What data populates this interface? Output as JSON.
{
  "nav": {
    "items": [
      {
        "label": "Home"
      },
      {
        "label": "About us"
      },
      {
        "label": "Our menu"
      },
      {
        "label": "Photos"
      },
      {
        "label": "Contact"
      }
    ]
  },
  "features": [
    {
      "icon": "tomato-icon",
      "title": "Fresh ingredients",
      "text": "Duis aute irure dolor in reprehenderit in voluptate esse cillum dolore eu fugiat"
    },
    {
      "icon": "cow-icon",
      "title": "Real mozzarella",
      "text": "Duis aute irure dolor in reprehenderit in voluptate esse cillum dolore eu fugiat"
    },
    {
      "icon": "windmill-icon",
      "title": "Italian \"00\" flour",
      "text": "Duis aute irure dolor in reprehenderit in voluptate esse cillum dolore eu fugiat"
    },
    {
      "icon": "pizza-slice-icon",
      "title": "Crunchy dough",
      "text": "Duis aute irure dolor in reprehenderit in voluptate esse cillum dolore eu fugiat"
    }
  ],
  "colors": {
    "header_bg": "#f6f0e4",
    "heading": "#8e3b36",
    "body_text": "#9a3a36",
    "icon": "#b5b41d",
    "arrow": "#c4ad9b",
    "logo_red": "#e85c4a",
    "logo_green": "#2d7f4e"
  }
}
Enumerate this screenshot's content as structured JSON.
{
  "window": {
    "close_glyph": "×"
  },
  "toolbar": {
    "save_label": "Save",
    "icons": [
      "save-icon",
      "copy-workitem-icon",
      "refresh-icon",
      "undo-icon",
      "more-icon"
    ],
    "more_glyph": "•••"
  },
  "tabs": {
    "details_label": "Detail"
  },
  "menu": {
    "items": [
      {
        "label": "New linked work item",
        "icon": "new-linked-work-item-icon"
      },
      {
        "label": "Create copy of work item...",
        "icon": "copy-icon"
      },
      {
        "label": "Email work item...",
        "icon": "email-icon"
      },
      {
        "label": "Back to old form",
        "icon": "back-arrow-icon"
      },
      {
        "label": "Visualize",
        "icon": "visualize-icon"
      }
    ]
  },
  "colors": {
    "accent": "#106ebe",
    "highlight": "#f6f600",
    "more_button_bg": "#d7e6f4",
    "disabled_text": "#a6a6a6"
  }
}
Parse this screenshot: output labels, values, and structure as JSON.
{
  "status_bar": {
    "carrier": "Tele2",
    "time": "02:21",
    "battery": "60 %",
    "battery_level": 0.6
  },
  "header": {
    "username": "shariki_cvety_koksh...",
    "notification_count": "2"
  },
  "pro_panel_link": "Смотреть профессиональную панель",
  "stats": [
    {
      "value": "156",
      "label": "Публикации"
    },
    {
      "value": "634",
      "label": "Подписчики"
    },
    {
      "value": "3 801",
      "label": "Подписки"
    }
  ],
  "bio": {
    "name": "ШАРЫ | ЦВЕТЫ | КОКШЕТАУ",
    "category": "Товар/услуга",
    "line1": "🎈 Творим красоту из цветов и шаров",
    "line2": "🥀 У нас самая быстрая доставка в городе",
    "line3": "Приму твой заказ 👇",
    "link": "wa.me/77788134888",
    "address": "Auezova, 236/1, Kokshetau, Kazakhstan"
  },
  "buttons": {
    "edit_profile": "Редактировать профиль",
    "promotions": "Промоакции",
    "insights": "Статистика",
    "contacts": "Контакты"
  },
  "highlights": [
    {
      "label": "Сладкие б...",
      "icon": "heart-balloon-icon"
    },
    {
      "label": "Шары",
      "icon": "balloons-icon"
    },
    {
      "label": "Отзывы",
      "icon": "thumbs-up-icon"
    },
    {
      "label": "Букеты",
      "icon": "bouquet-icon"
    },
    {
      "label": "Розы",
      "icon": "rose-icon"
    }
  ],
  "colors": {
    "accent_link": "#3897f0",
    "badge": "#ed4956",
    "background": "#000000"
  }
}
───
• Given problem
The records above should all be quoted exactly, please.

• Output of the exercise
What data populates this interface? Output as JSON.
{
  "nav": {
    "items": [
      {
        "label": "Home"
      },
      {
        "label": "About us"
      },
      {
        "label": "Our menu"
      },
      {
        "label": "Photos"
      },
      {
        "label": "Contact"
      }
    ]
  },
  "features": [
    {
      "icon": "tomato-icon",
      "title": "Fresh ingredients",
      "text": "Duis aute irure dolor in reprehenderit in voluptate esse cillum dolore eu fugiat"
    },
    {
      "icon": "cow-icon",
      "title": "Real mozzarella",
      "text": "Duis aute irure dolor in reprehenderit in voluptate esse cillum dolore eu fugiat"
    },
    {
      "icon": "windmill-icon",
      "title": "Italian \"00\" flour",
      "text": "Duis aute irure dolor in reprehenderit in voluptate esse cillum dolore eu fugiat"
    },
    {
      "icon": "pizza-slice-icon",
      "title": "Crunchy dough",
      "text": "Duis aute irure dolor in reprehenderit in voluptate esse cillum dolore eu fugiat"
    }
  ],
  "colors": {
    "header_bg": "#f6f0e4",
    "heading": "#8e3b36",
    "body_text": "#9a3a36",
    "icon": "#b5b41d",
    "arrow": "#c4ad9b",
    "logo_red": "#e85c4a",
    "logo_green": "#2d7f4e"
  }
}
Enumerate this screenshot's content as structured JSON.
{
  "window": {
    "close_glyph": "×"
  },
  "toolbar": {
    "save_label": "Save",
    "icons": [
      "save-icon",
      "copy-workitem-icon",
      "refresh-icon",
      "undo-icon",
      "more-icon"
    ],
    "more_glyph": "•••"
  },
  "tabs": {
    "details_label": "Detail"
  },
  "menu": {
    "items": [
      {
        "label": "New linked work item",
        "icon": "new-linked-work-item-icon"
      },
      {
        "label": "Create copy of work item...",
        "icon": "copy-icon"
      },
      {
        "label": "Email work item...",
        "icon": "email-icon"
      },
      {
        "label": "Back to old form",
        "icon": "back-arrow-icon"
      },
      {
        "label": "Visualize",
        "icon": "visualize-icon"
      }
    ]
  },
  "colors": {
    "accent": "#106ebe",
    "highlight": "#f6f600",
    "more_button_bg": "#d7e6f4",
    "disabled_text": "#a6a6a6"
  }
}
Parse this screenshot: output labels, values, and structure as JSON.
{
  "status_bar": {
    "carrier": "Tele2",
    "time": "02:21",
    "battery": "60 %",
    "battery_level": 0.6
  },
  "header": {
    "username": "shariki_cvety_koksh...",
    "notification_count": "2"
  },
  "pro_panel_link": "Смотреть профессиональную панель",
  "stats": [
    {
      "value": "156",
      "label": "Публикации"
    },
    {
      "value": "634",
      "label": "Подписчики"
    },
    {
      "value": "3 801",
      "label": "Подписки"
    }
  ],
  "bio": {
    "name": "ШАРЫ | ЦВЕТЫ | КОКШЕТАУ",
    "category": "Товар/услуга",
    "line1": "🎈 Творим красоту из цветов и шаров",
    "line2": "🥀 У нас самая быстрая доставка в городе",
    "line3": "Приму твой заказ 👇",
    "link": "wa.me/77788134888",
    "address": "Auezova, 236/1, Kokshetau, Kazakhstan"
  },
  "buttons": {
    "edit_profile": "Редактировать профиль",
    "promotions": "Промоакции",
    "insights": "Статистика",
    "contacts": "Контакты"
  },
  "highlights": [
    {
      "label": "Сладкие б...",
      "icon": "heart-balloon-icon"
    },
    {
      "label": "Шары",
      "icon": "balloons-icon"
    },
    {
      "label": "Отзывы",
      "icon": "thumbs-up-icon"
    },
    {
      "label": "Букеты",
      "icon": "bouquet-icon"
    },
    {
      "label": "Розы",
      "icon": "rose-icon"
    }
  ],
  "colors": {
    "accent_link": "#3897f0",
    "badge": "#ed4956",
    "background": "#000000"
  }
}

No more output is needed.